━━━ Stored records
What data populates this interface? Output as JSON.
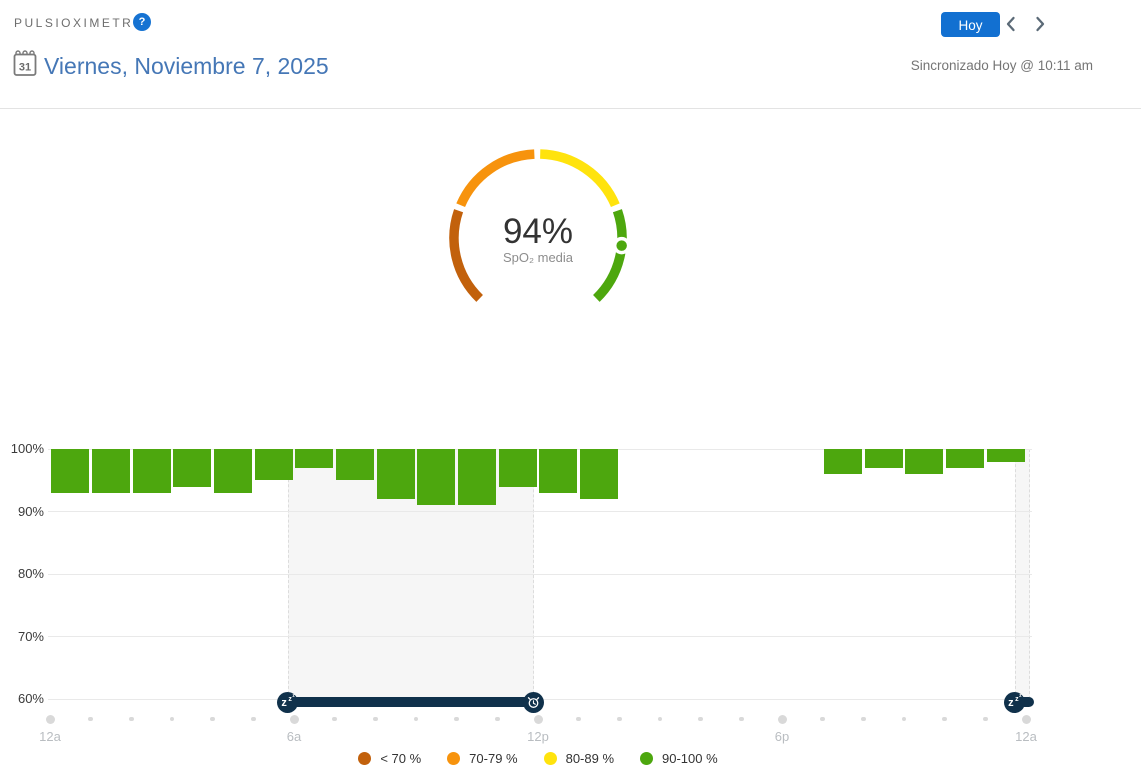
{
  "header": {
    "title": "PULSIOXIMETRÍA",
    "help_icon": "?",
    "today_button": "Hoy",
    "calendar_day": "31",
    "date": "Viernes, Noviembre 7, 2025",
    "sync_status": "Sincronizado Hoy @ 10:11 am"
  },
  "gauge": {
    "value": 94,
    "value_label": "94%",
    "caption": "SpO₂ media",
    "min": 60,
    "max": 100,
    "segments": [
      {
        "name": "lt-70",
        "color": "#c2610c",
        "start": 134,
        "end": 199
      },
      {
        "name": "70-79",
        "color": "#f7930d",
        "start": 203,
        "end": 267.5
      },
      {
        "name": "80-89",
        "color": "#ffe30d",
        "start": 271.5,
        "end": 337
      },
      {
        "name": "90-100",
        "color": "#4da70e",
        "start": 341,
        "end": 406
      }
    ],
    "dot_color": "#4da70e"
  },
  "chart_data": {
    "type": "bar",
    "title": "",
    "xlabel": "",
    "ylabel": "",
    "ylim": [
      60,
      100
    ],
    "grid": true,
    "bar_color": "#4da70e",
    "yticks": [
      {
        "label": "100%",
        "value": 100
      },
      {
        "label": "90%",
        "value": 90
      },
      {
        "label": "80%",
        "value": 80
      },
      {
        "label": "70%",
        "value": 70
      },
      {
        "label": "60%",
        "value": 60
      }
    ],
    "xticks": [
      {
        "label": "12a",
        "hour": 0
      },
      {
        "label": "6a",
        "hour": 6
      },
      {
        "label": "12p",
        "hour": 12
      },
      {
        "label": "6p",
        "hour": 18
      },
      {
        "label": "12a",
        "hour": 24
      }
    ],
    "hours": 24,
    "values": [
      93,
      93,
      93,
      94,
      93,
      95,
      97,
      95,
      92,
      91,
      91,
      94,
      93,
      92,
      null,
      null,
      null,
      null,
      null,
      96,
      97,
      96,
      97,
      98
    ],
    "bar_top_value": 100,
    "sleep_sessions": [
      {
        "start_hour": 5.85,
        "end_hour": 11.9,
        "start_icon": "zzz-icon",
        "end_icon": "alarm-clock-icon"
      },
      {
        "start_hour": 23.72,
        "end_hour": 24.1,
        "start_icon": "zzz-icon",
        "end_icon": null
      }
    ],
    "legend": [
      {
        "label": "< 70 %",
        "color": "#c2610c"
      },
      {
        "label": "70-79 %",
        "color": "#f7930d"
      },
      {
        "label": "80-89 %",
        "color": "#ffe30d"
      },
      {
        "label": "90-100 %",
        "color": "#4da70e"
      }
    ],
    "legend_position": "bottom"
  }
}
━━━━━━
- _Directions for this task_:
Collect each line of the entries that has the word "name", copying it in full.

- _Reply to the exercise_:
        "name": "lt-70",
        "name": "70-79",
        "name": "80-89",
        "name": "90-100",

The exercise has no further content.